> TASK INSTRUCTIONS
Every line of the records below should be restated exactly.
__________________________________________________
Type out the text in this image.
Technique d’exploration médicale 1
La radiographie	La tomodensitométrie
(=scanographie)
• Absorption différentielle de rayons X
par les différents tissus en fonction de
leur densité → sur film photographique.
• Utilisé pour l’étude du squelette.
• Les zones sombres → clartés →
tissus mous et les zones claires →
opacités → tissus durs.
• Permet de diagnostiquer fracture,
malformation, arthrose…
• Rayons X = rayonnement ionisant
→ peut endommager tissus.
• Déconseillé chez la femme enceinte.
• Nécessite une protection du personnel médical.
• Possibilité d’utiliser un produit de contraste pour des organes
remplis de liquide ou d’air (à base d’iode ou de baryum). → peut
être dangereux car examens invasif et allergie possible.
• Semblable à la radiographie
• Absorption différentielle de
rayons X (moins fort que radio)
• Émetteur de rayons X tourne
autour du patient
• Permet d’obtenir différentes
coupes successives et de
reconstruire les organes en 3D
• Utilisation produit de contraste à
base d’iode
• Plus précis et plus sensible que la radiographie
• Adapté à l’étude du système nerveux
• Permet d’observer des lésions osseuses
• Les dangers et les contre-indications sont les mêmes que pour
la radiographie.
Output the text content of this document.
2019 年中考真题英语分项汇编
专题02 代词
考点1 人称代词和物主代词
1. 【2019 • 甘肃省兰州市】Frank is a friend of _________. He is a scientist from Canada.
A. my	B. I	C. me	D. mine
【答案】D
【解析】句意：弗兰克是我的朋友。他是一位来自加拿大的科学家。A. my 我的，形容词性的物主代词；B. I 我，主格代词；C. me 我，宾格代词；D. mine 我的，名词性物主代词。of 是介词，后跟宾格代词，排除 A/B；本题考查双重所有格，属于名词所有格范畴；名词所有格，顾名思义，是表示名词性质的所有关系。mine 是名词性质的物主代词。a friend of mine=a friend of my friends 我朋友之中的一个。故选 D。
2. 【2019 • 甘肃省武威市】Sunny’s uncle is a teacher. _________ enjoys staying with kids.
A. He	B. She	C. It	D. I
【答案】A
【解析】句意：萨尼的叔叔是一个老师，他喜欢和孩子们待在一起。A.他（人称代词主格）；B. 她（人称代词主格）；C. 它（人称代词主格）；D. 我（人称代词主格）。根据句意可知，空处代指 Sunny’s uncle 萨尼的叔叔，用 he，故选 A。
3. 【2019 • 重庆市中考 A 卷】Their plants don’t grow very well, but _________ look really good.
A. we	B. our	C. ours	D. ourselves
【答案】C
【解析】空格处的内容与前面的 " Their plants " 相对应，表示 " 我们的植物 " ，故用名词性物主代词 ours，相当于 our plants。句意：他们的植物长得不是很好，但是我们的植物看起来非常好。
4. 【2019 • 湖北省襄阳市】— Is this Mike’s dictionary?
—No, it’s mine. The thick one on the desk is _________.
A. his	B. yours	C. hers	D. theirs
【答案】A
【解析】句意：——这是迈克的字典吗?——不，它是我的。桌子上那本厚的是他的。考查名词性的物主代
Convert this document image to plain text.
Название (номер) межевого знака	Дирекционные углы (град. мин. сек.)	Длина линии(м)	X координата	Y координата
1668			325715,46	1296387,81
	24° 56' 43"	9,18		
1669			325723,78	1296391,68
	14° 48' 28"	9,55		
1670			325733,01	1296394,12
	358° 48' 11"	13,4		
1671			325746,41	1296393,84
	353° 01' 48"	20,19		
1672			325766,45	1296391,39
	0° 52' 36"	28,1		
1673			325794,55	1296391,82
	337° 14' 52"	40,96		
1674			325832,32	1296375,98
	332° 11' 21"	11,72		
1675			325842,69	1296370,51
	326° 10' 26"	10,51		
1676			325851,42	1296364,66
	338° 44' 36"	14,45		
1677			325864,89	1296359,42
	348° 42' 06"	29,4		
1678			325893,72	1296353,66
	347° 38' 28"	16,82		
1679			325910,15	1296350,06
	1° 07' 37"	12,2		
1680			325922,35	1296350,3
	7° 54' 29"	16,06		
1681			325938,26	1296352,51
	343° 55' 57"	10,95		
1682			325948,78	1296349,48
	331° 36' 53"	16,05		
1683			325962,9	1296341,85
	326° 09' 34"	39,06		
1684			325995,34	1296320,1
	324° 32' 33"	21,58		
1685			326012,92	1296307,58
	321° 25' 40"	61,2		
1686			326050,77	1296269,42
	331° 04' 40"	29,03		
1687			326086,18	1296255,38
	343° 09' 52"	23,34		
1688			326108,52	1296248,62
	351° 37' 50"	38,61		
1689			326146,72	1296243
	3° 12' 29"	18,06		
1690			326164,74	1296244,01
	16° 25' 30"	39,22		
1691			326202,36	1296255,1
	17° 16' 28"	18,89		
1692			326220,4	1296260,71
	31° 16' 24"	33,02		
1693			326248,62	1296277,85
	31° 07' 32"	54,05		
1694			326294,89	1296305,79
__________________________________________________
> SOLUTION
Type out the text in this image.
Technique d’exploration médicale 1
La radiographie	La tomodensitométrie
(=scanographie)
• Absorption différentielle de rayons X
par les différents tissus en fonction de
leur densité → sur film photographique.
• Utilisé pour l’étude du squelette.
• Les zones sombres → clartés →
tissus mous et les zones claires →
opacités → tissus durs.
• Permet de diagnostiquer fracture,
malformation, arthrose…
• Rayons X = rayonnement ionisant
→ peut endommager tissus.
• Déconseillé chez la femme enceinte.
• Nécessite une protection du personnel médical.
• Possibilité d’utiliser un produit de contraste pour des organes
remplis de liquide ou d’air (à base d’iode ou de baryum). → peut
être dangereux car examens invasif et allergie possible.
• Semblable à la radiographie
• Absorption différentielle de
rayons X (moins fort que radio)
• Émetteur de rayons X tourne
autour du patient
• Permet d’obtenir différentes
coupes successives et de
reconstruire les organes en 3D
• Utilisation produit de contraste à
base d’iode
• Plus précis et plus sensible que la radiographie
• Adapté à l’étude du système nerveux
• Permet d’observer des lésions osseuses
• Les dangers et les contre-indications sont les mêmes que pour
la radiographie.
Output the text content of this document.
2019 年中考真题英语分项汇编
专题02 代词
考点1 人称代词和物主代词
1. 【2019 • 甘肃省兰州市】Frank is a friend of _________. He is a scientist from Canada.
A. my	B. I	C. me	D. mine
【答案】D
【解析】句意：弗兰克是我的朋友。他是一位来自加拿大的科学家。A. my 我的，形容词性的物主代词；B. I 我，主格代词；C. me 我，宾格代词；D. mine 我的，名词性物主代词。of 是介词，后跟宾格代词，排除 A/B；本题考查双重所有格，属于名词所有格范畴；名词所有格，顾名思义，是表示名词性质的所有关系。mine 是名词性质的物主代词。a friend of mine=a friend of my friends 我朋友之中的一个。故选 D。
2. 【2019 • 甘肃省武威市】Sunny’s uncle is a teacher. _________ enjoys staying with kids.
A. He	B. She	C. It	D. I
【答案】A
【解析】句意：萨尼的叔叔是一个老师，他喜欢和孩子们待在一起。A.他（人称代词主格）；B. 她（人称代词主格）；C. 它（人称代词主格）；D. 我（人称代词主格）。根据句意可知，空处代指 Sunny’s uncle 萨尼的叔叔，用 he，故选 A。
3. 【2019 • 重庆市中考 A 卷】Their plants don’t grow very well, but _________ look really good.
A. we	B. our	C. ours	D. ourselves
【答案】C
【解析】空格处的内容与前面的 " Their plants " 相对应，表示 " 我们的植物 " ，故用名词性物主代词 ours，相当于 our plants。句意：他们的植物长得不是很好，但是我们的植物看起来非常好。
4. 【2019 • 湖北省襄阳市】— Is this Mike’s dictionary?
—No, it’s mine. The thick one on the desk is _________.
A. his	B. yours	C. hers	D. theirs
【答案】A
【解析】句意：——这是迈克的字典吗?——不，它是我的。桌子上那本厚的是他的。考查名词性的物主代
Convert this document image to plain text.
Название (номер) межевого знака	Дирекционные углы (град. мин. сек.)	Длина линии(м)	X координата	Y координата
1668			325715,46	1296387,81
	24° 56' 43"	9,18		
1669			325723,78	1296391,68
	14° 48' 28"	9,55		
1670			325733,01	1296394,12
	358° 48' 11"	13,4		
1671			325746,41	1296393,84
	353° 01' 48"	20,19		
1672			325766,45	1296391,39
	0° 52' 36"	28,1		
1673			325794,55	1296391,82
	337° 14' 52"	40,96		
1674			325832,32	1296375,98
	332° 11' 21"	11,72		
1675			325842,69	1296370,51
	326° 10' 26"	10,51		
1676			325851,42	1296364,66
	338° 44' 36"	14,45		
1677			325864,89	1296359,42
	348° 42' 06"	29,4		
1678			325893,72	1296353,66
	347° 38' 28"	16,82		
1679			325910,15	1296350,06
	1° 07' 37"	12,2		
1680			325922,35	1296350,3
	7° 54' 29"	16,06		
1681			325938,26	1296352,51
	343° 55' 57"	10,95		
1682			325948,78	1296349,48
	331° 36' 53"	16,05		
1683			325962,9	1296341,85
	326° 09' 34"	39,06		
1684			325995,34	1296320,1
	324° 32' 33"	21,58		
1685			326012,92	1296307,58
	321° 25' 40"	61,2		
1686			326050,77	1296269,42
	331° 04' 40"	29,03		
1687			326086,18	1296255,38
	343° 09' 52"	23,34		
1688			326108,52	1296248,62
	351° 37' 50"	38,61		
1689			326146,72	1296243
	3° 12' 29"	18,06		
1690			326164,74	1296244,01
	16° 25' 30"	39,22		
1691			326202,36	1296255,1
	17° 16' 28"	18,89		
1692			326220,4	1296260,71
	31° 16' 24"	33,02		
1693			326248,62	1296277,85
	31° 07' 32"	54,05		
1694			326294,89	1296305,79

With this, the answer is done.